## TASK INPUT

#####

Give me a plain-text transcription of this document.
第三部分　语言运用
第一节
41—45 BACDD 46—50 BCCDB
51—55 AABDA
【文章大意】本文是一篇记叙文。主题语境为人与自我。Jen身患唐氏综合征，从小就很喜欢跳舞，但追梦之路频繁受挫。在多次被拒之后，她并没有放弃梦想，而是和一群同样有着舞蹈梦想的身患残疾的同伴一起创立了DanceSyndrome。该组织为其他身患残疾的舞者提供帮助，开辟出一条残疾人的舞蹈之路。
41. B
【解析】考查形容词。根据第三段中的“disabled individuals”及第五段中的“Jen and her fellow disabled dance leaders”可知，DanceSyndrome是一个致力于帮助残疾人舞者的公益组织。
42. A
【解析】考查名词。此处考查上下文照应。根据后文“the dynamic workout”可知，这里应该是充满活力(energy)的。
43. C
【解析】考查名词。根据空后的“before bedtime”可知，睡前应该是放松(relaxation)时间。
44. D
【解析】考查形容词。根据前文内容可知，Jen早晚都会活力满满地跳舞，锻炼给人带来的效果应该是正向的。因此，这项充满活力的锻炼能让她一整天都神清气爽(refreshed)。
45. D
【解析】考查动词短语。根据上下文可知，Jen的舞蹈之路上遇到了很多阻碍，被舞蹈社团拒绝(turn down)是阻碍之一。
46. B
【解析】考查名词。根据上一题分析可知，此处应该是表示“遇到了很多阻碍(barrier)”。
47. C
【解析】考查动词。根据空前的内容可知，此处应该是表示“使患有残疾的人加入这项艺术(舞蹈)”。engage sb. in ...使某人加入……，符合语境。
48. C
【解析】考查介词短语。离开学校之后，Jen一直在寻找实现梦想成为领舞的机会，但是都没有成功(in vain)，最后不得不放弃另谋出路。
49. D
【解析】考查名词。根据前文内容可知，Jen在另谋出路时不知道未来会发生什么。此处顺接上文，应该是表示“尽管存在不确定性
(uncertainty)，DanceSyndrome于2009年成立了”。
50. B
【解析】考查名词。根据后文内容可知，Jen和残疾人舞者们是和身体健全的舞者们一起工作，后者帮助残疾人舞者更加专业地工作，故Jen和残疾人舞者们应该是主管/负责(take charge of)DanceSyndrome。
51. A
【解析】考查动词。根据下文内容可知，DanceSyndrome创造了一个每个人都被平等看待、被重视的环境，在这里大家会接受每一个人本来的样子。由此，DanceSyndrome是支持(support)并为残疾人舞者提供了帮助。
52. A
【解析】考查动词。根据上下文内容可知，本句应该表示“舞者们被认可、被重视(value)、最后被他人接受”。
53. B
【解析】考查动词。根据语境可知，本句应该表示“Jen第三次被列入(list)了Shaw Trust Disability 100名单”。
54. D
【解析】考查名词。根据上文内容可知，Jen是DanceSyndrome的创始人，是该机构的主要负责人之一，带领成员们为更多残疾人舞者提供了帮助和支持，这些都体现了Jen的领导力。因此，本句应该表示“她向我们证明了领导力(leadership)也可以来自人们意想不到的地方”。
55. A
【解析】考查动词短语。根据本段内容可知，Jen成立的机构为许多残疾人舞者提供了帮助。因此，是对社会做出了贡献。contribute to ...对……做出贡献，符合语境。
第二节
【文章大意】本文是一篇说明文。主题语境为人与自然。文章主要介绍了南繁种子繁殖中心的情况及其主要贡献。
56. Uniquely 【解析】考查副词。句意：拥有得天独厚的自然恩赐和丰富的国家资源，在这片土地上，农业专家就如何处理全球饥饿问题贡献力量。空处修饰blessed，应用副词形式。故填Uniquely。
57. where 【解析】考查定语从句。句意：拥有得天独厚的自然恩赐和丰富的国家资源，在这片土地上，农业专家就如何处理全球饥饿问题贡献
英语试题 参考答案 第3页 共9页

#####

Set out every line from the material that contains the string "本句应该表示".

【解析】考查动词。根据上下文内容可知，本句应该表示“舞者们被认可、被重视(value)、最后被他人接受”。
【解析】考查动词。根据语境可知，本句应该表示“Jen第三次被列入(list)了Shaw Trust Disability 100名单”。
【解析】考查名词。根据上文内容可知，Jen是DanceSyndrome的创始人，是该机构的主要负责人之一，带领成员们为更多残疾人舞者提供了帮助和支持，这些都体现了Jen的领导力。因此，本句应该表示“她向我们证明了领导力(leadership)也可以来自人们意想不到的地方”。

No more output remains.